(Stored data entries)
◆ ◆ ◆
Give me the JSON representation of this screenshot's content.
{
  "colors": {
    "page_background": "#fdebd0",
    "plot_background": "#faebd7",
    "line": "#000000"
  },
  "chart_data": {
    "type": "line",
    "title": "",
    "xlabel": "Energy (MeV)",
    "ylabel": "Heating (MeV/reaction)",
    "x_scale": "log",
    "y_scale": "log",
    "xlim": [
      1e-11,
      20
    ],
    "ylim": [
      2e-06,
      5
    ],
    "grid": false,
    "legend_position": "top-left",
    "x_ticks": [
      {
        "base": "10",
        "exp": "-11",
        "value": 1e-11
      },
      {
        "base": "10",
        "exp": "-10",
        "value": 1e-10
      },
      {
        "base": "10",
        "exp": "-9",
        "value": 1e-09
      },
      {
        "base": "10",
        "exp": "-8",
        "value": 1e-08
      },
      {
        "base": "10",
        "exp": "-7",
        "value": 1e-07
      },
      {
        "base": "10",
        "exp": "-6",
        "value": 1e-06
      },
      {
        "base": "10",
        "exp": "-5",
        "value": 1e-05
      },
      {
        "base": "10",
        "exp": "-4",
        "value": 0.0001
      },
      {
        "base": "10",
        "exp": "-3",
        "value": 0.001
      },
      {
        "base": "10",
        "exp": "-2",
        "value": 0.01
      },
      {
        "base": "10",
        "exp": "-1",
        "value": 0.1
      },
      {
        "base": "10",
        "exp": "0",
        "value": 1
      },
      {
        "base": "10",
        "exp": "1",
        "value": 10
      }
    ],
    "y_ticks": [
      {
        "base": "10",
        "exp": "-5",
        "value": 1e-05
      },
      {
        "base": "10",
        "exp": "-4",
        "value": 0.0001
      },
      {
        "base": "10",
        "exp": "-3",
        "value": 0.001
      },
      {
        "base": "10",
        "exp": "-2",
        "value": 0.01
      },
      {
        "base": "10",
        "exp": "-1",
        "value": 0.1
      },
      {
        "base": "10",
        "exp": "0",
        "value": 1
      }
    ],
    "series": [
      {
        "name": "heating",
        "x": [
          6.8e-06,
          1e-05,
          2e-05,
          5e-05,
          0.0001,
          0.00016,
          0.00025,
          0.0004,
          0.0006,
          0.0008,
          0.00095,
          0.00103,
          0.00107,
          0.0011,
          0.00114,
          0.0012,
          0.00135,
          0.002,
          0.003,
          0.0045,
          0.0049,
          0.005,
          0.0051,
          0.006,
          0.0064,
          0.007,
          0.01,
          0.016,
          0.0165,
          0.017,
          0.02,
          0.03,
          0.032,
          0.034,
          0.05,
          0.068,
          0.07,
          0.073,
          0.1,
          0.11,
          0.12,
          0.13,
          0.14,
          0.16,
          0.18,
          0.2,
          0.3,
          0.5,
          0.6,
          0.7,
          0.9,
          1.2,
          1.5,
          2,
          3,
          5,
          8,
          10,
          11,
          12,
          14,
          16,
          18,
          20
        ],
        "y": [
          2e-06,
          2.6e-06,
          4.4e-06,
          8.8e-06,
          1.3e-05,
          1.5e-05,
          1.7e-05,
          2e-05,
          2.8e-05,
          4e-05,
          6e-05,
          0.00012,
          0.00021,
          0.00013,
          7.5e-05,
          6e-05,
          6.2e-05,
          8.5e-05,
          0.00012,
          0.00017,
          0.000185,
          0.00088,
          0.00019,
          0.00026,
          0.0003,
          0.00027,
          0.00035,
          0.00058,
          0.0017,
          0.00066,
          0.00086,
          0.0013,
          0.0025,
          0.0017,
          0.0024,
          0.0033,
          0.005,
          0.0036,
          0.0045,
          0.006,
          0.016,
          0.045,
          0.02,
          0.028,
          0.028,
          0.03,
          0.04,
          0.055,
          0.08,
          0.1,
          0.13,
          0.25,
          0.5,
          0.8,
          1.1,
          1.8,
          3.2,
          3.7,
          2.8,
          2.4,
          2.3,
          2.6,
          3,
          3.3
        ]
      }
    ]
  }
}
◆ ◆ ◆
• Required task: Your task is to repeat every line exactly.

• Output for this task:
Give me the JSON representation of this screenshot's content.
{
  "colors": {
    "page_background": "#fdebd0",
    "plot_background": "#faebd7",
    "line": "#000000"
  },
  "chart_data": {
    "type": "line",
    "title": "",
    "xlabel": "Energy (MeV)",
    "ylabel": "Heating (MeV/reaction)",
    "x_scale": "log",
    "y_scale": "log",
    "xlim": [
      1e-11,
      20
    ],
    "ylim": [
      2e-06,
      5
    ],
    "grid": false,
    "legend_position": "top-left",
    "x_ticks": [
      {
        "base": "10",
        "exp": "-11",
        "value": 1e-11
      },
      {
        "base": "10",
        "exp": "-10",
        "value": 1e-10
      },
      {
        "base": "10",
        "exp": "-9",
        "value": 1e-09
      },
      {
        "base": "10",
        "exp": "-8",
        "value": 1e-08
      },
      {
        "base": "10",
        "exp": "-7",
        "value": 1e-07
      },
      {
        "base": "10",
        "exp": "-6",
        "value": 1e-06
      },
      {
        "base": "10",
        "exp": "-5",
        "value": 1e-05
      },
      {
        "base": "10",
        "exp": "-4",
        "value": 0.0001
      },
      {
        "base": "10",
        "exp": "-3",
        "value": 0.001
      },
      {
        "base": "10",
        "exp": "-2",
        "value": 0.01
      },
      {
        "base": "10",
        "exp": "-1",
        "value": 0.1
      },
      {
        "base": "10",
        "exp": "0",
        "value": 1
      },
      {
        "base": "10",
        "exp": "1",
        "value": 10
      }
    ],
    "y_ticks": [
      {
        "base": "10",
        "exp": "-5",
        "value": 1e-05
      },
      {
        "base": "10",
        "exp": "-4",
        "value": 0.0001
      },
      {
        "base": "10",
        "exp": "-3",
        "value": 0.001
      },
      {
        "base": "10",
        "exp": "-2",
        "value": 0.01
      },
      {
        "base": "10",
        "exp": "-1",
        "value": 0.1
      },
      {
        "base": "10",
        "exp": "0",
        "value": 1
      }
    ],
    "series": [
      {
        "name": "heating",
        "x": [
          6.8e-06,
          1e-05,
          2e-05,
          5e-05,
          0.0001,
          0.00016,
          0.00025,
          0.0004,
          0.0006,
          0.0008,
          0.00095,
          0.00103,
          0.00107,
          0.0011,
          0.00114,
          0.0012,
          0.00135,
          0.002,
          0.003,
          0.0045,
          0.0049,
          0.005,
          0.0051,
          0.006,
          0.0064,
          0.007,
          0.01,
          0.016,
          0.0165,
          0.017,
          0.02,
          0.03,
          0.032,
          0.034,
          0.05,
          0.068,
          0.07,
          0.073,
          0.1,
          0.11,
          0.12,
          0.13,
          0.14,
          0.16,
          0.18,
          0.2,
          0.3,
          0.5,
          0.6,
          0.7,
          0.9,
          1.2,
          1.5,
          2,
          3,
          5,
          8,
          10,
          11,
          12,
          14,
          16,
          18,
          20
        ],
        "y": [
          2e-06,
          2.6e-06,
          4.4e-06,
          8.8e-06,
          1.3e-05,
          1.5e-05,
          1.7e-05,
          2e-05,
          2.8e-05,
          4e-05,
          6e-05,
          0.00012,
          0.00021,
          0.00013,
          7.5e-05,
          6e-05,
          6.2e-05,
          8.5e-05,
          0.00012,
          0.00017,
          0.000185,
          0.00088,
          0.00019,
          0.00026,
          0.0003,
          0.00027,
          0.00035,
          0.00058,
          0.0017,
          0.00066,
          0.00086,
          0.0013,
          0.0025,
          0.0017,
          0.0024,
          0.0033,
          0.005,
          0.0036,
          0.0045,
          0.006,
          0.016,
          0.045,
          0.02,
          0.028,
          0.028,
          0.03,
          0.04,
          0.055,
          0.08,
          0.1,
          0.13,
          0.25,
          0.5,
          0.8,
          1.1,
          1.8,
          3.2,
          3.7,
          2.8,
          2.4,
          2.3,
          2.6,
          3,
          3.3
        ]
      }
    ]
  }
}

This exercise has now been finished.